**Input:**
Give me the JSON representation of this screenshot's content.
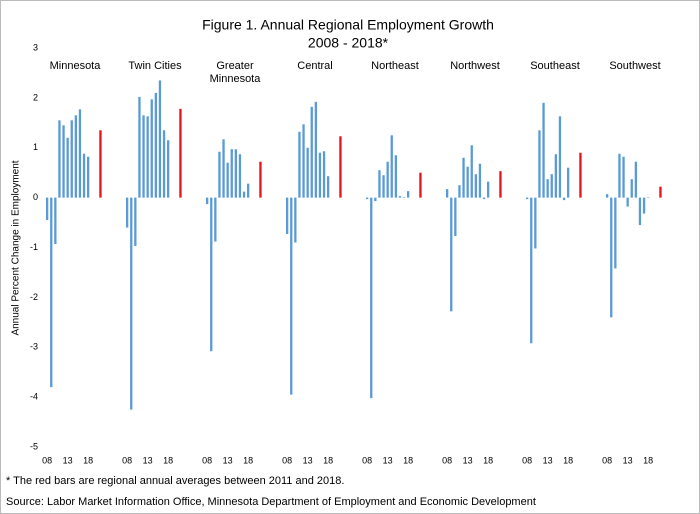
{
  "chart_data": {
    "type": "bar",
    "title": "Figure 1. Annual Regional Employment Growth",
    "subtitle": "2008 - 2018*",
    "y_label": "Annual Percent Change in Employment",
    "ylim": [
      -5,
      3
    ],
    "yticks": [
      -5,
      -4,
      -3,
      -2,
      -1,
      0,
      1,
      2,
      3
    ],
    "categories": [
      "08",
      null,
      null,
      null,
      null,
      "13",
      null,
      null,
      null,
      null,
      "18"
    ],
    "color": "#5b9bd5",
    "average_color": "#e8101a",
    "series": [
      {
        "name": "Minnesota",
        "values": [
          -0.45,
          -3.8,
          -0.93,
          1.55,
          1.45,
          1.2,
          1.55,
          1.65,
          1.77,
          0.88,
          0.82
        ],
        "average": 1.35
      },
      {
        "name": "Twin Cities",
        "values": [
          -0.6,
          -4.25,
          -0.97,
          2.02,
          1.65,
          1.63,
          1.97,
          2.1,
          2.35,
          1.35,
          1.15
        ],
        "average": 1.78
      },
      {
        "name": "Greater Minnesota",
        "values": [
          -0.13,
          -3.08,
          -0.88,
          0.92,
          1.17,
          0.7,
          0.97,
          0.97,
          0.87,
          0.12,
          0.28
        ],
        "average": 0.72
      },
      {
        "name": "Central",
        "values": [
          -0.73,
          -3.95,
          -0.9,
          1.32,
          1.47,
          1.0,
          1.82,
          1.92,
          0.9,
          0.93,
          0.43
        ],
        "average": 1.23
      },
      {
        "name": "Northeast",
        "values": [
          -0.03,
          -4.02,
          -0.07,
          0.55,
          0.45,
          0.72,
          1.25,
          0.85,
          0.03,
          0.01,
          0.13
        ],
        "average": 0.5
      },
      {
        "name": "Northwest",
        "values": [
          0.17,
          -2.28,
          -0.77,
          0.25,
          0.8,
          0.62,
          1.05,
          0.47,
          0.68,
          -0.03,
          0.32
        ],
        "average": 0.53
      },
      {
        "name": "Southeast",
        "values": [
          -0.03,
          -2.92,
          -1.02,
          1.35,
          1.9,
          0.37,
          0.47,
          0.87,
          1.63,
          -0.05,
          0.6
        ],
        "average": 0.9
      },
      {
        "name": "Southwest",
        "values": [
          0.07,
          -2.4,
          -1.42,
          0.88,
          0.82,
          -0.18,
          0.37,
          0.72,
          -0.55,
          -0.32,
          0.01
        ],
        "average": 0.22
      }
    ],
    "footnote": "* The red bars are regional annual averages between 2011 and 2018.",
    "source": "Source: Labor Market Information Office, Minnesota Department of Employment and Economic Development"
  }
}
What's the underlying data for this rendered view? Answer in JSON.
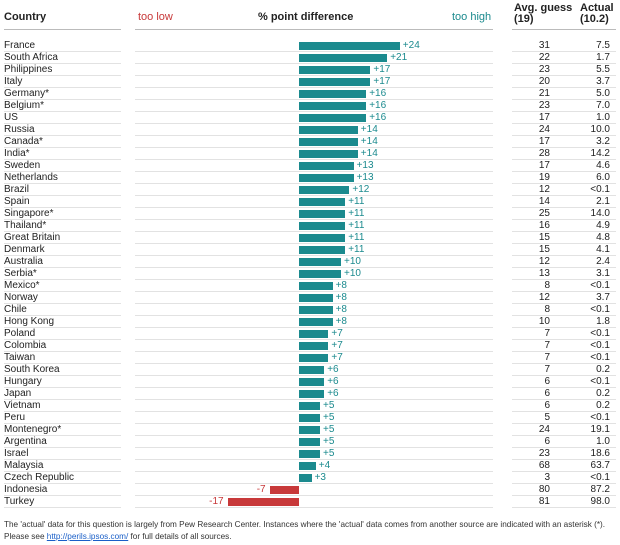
{
  "header": {
    "country": "Country",
    "too_low": "too low",
    "center": "% point difference",
    "too_high": "too high",
    "avg_guess": "Avg. guess",
    "avg_guess_sub": "(19)",
    "actual": "Actual",
    "actual_sub": "(10.2)"
  },
  "colors": {
    "positive": "#1b8a8e",
    "negative": "#c8393a"
  },
  "chart_data": {
    "type": "bar",
    "orientation": "horizontal",
    "title": "% point difference",
    "categories": [
      "France",
      "South Africa",
      "Philippines",
      "Italy",
      "Germany*",
      "Belgium*",
      "US",
      "Russia",
      "Canada*",
      "India*",
      "Sweden",
      "Netherlands",
      "Brazil",
      "Spain",
      "Singapore*",
      "Thailand*",
      "Great Britain",
      "Denmark",
      "Australia",
      "Serbia*",
      "Mexico*",
      "Norway",
      "Chile",
      "Hong Kong",
      "Poland",
      "Colombia",
      "Taiwan",
      "South Korea",
      "Hungary",
      "Japan",
      "Vietnam",
      "Peru",
      "Montenegro*",
      "Argentina",
      "Israel",
      "Malaysia",
      "Czech Republic",
      "Indonesia",
      "Turkey"
    ],
    "values": [
      24,
      21,
      17,
      17,
      16,
      16,
      16,
      14,
      14,
      14,
      13,
      13,
      12,
      11,
      11,
      11,
      11,
      11,
      10,
      10,
      8,
      8,
      8,
      8,
      7,
      7,
      7,
      6,
      6,
      6,
      5,
      5,
      5,
      5,
      5,
      4,
      3,
      -7,
      -17
    ],
    "value_labels": [
      "+24",
      "+21",
      "+17",
      "+17",
      "+16",
      "+16",
      "+16",
      "+14",
      "+14",
      "+14",
      "+13",
      "+13",
      "+12",
      "+11",
      "+11",
      "+11",
      "+11",
      "+11",
      "+10",
      "+10",
      "+8",
      "+8",
      "+8",
      "+8",
      "+7",
      "+7",
      "+7",
      "+6",
      "+6",
      "+6",
      "+5",
      "+5",
      "+5",
      "+5",
      "+5",
      "+4",
      "+3",
      "-7",
      "-17"
    ],
    "avg_guess": [
      "31",
      "22",
      "23",
      "20",
      "21",
      "23",
      "17",
      "24",
      "17",
      "28",
      "17",
      "19",
      "12",
      "14",
      "25",
      "16",
      "15",
      "15",
      "12",
      "13",
      "8",
      "12",
      "8",
      "10",
      "7",
      "7",
      "7",
      "7",
      "6",
      "6",
      "6",
      "5",
      "24",
      "6",
      "23",
      "68",
      "3",
      "80",
      "81"
    ],
    "actual": [
      "7.5",
      "1.7",
      "5.5",
      "3.7",
      "5.0",
      "7.0",
      "1.0",
      "10.0",
      "3.2",
      "14.2",
      "4.6",
      "6.0",
      "<0.1",
      "2.1",
      "14.0",
      "4.9",
      "4.8",
      "4.1",
      "2.4",
      "3.1",
      "<0.1",
      "3.7",
      "<0.1",
      "1.8",
      "<0.1",
      "<0.1",
      "<0.1",
      "0.2",
      "<0.1",
      "0.2",
      "0.2",
      "<0.1",
      "19.1",
      "1.0",
      "18.6",
      "63.7",
      "<0.1",
      "87.2",
      "98.0"
    ],
    "xlim": [
      -24,
      24
    ]
  },
  "footnote": {
    "line1": "The 'actual' data for this question is largely from Pew Research Center. Instances where the 'actual' data comes from another source are indicated with an asterisk (*).",
    "line2_pre": "Please see ",
    "link": "http://perils.ipsos.com/",
    "line2_post": " for full details of all sources."
  }
}
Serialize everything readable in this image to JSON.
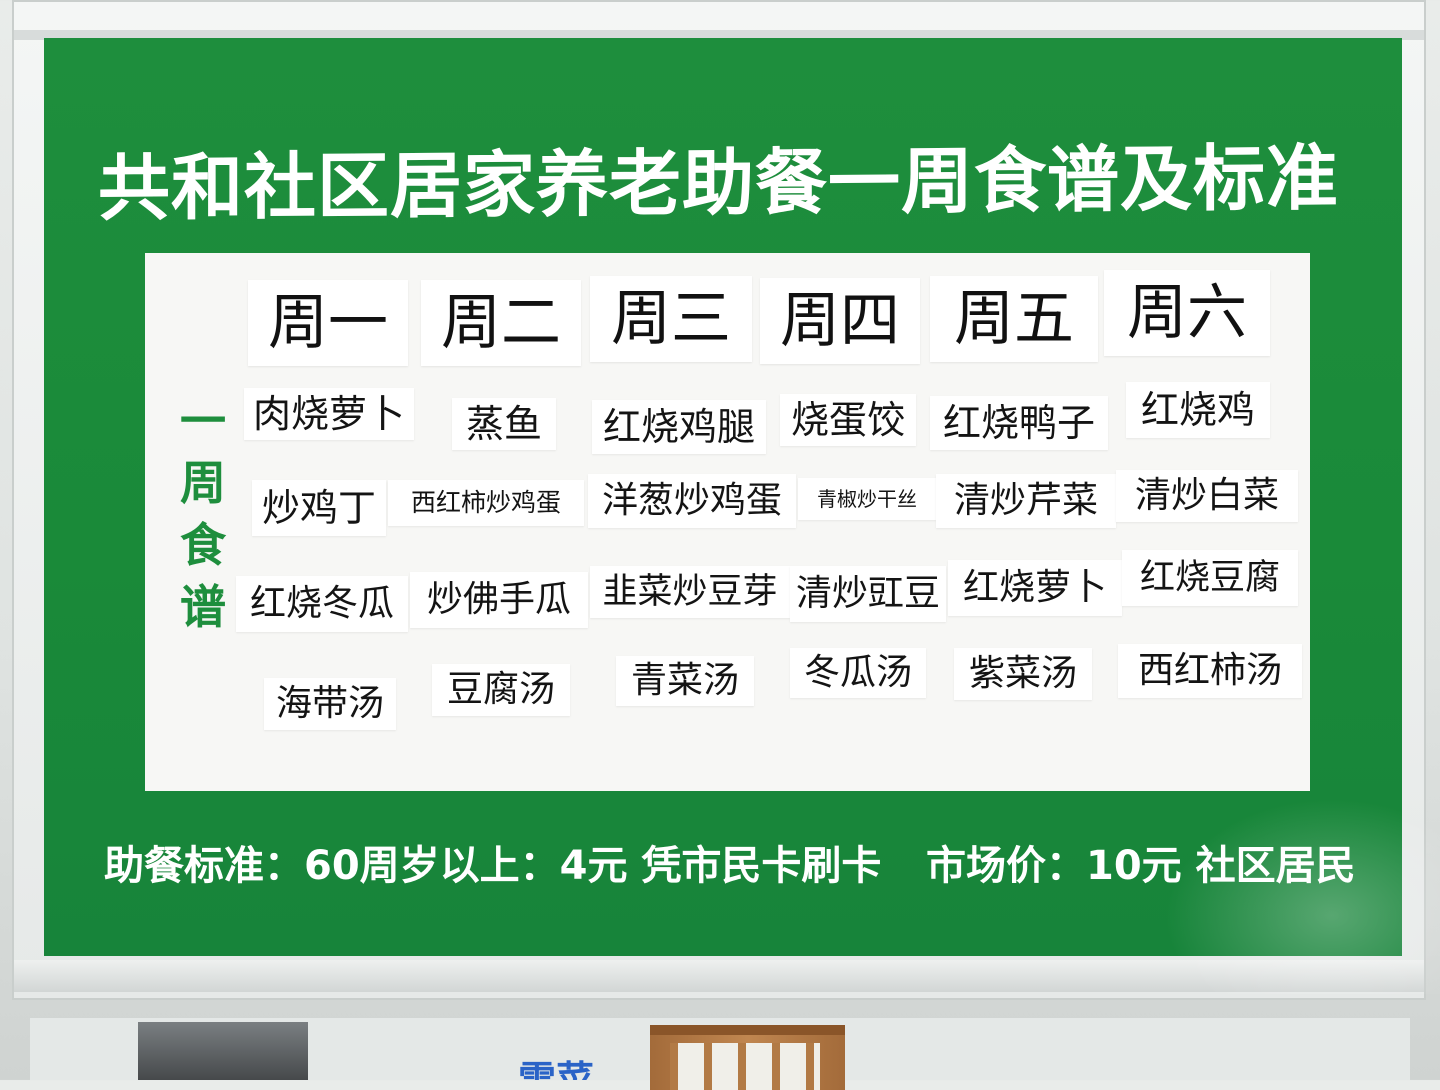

**Problem to solve:**
In the entries above, identify each line that includes the string "Minnesota", then copy it.

**Final result:**
        "name": "Minnesota",
        "name": "Greater Minnesota",
    "source": "Source: Labor Market Information Office, Minnesota Department of Employment and Economic Development"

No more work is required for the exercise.